Written task: Please output every line of the material as it stands, without the pictures.

--- Start ---

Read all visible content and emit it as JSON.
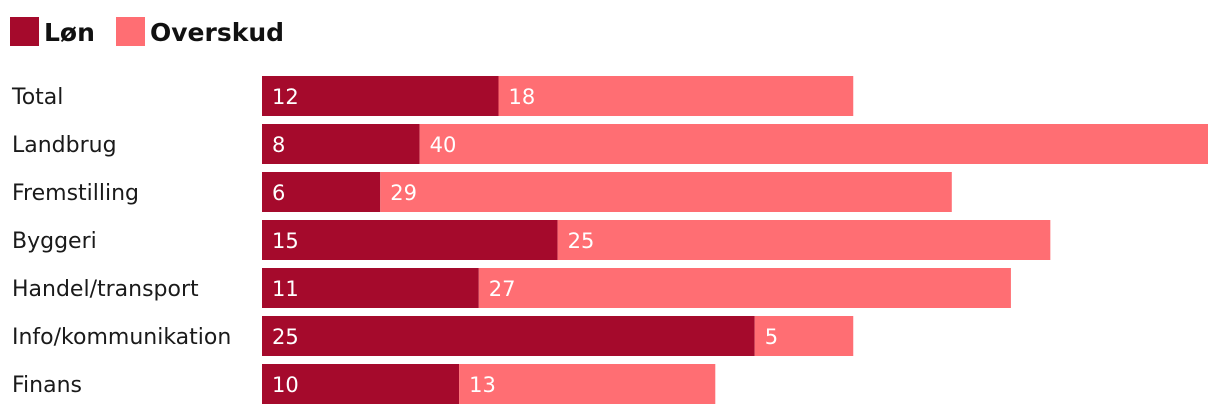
{
  "chart_data": {
    "type": "bar",
    "orientation": "horizontal",
    "stacked": true,
    "categories": [
      "Total",
      "Landbrug",
      "Fremstilling",
      "Byggeri",
      "Handel/transport",
      "Info/kommunikation",
      "Finans"
    ],
    "series": [
      {
        "name": "Løn",
        "color": "#a50a2c",
        "values": [
          12,
          8,
          6,
          15,
          11,
          25,
          10
        ]
      },
      {
        "name": "Overskud",
        "color": "#ff6e73",
        "values": [
          18,
          40,
          29,
          25,
          27,
          5,
          13
        ]
      }
    ],
    "xlim": [
      0,
      48
    ],
    "legend": "top-left",
    "grid": false,
    "data_labels": "inside-left"
  }
}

--- End ---

Solution to the problem:
Read all visible content and emit it as JSON.
{
  "chart_data": {
    "type": "bar",
    "orientation": "horizontal",
    "stacked": true,
    "categories": [
      "Total",
      "Landbrug",
      "Fremstilling",
      "Byggeri",
      "Handel/transport",
      "Info/kommunikation",
      "Finans"
    ],
    "series": [
      {
        "name": "Løn",
        "color": "#a50a2c",
        "values": [
          12,
          8,
          6,
          15,
          11,
          25,
          10
        ]
      },
      {
        "name": "Overskud",
        "color": "#ff6e73",
        "values": [
          18,
          40,
          29,
          25,
          27,
          5,
          13
        ]
      }
    ],
    "xlim": [
      0,
      48
    ],
    "legend": "top-left",
    "grid": false,
    "data_labels": "inside-left"
  }
}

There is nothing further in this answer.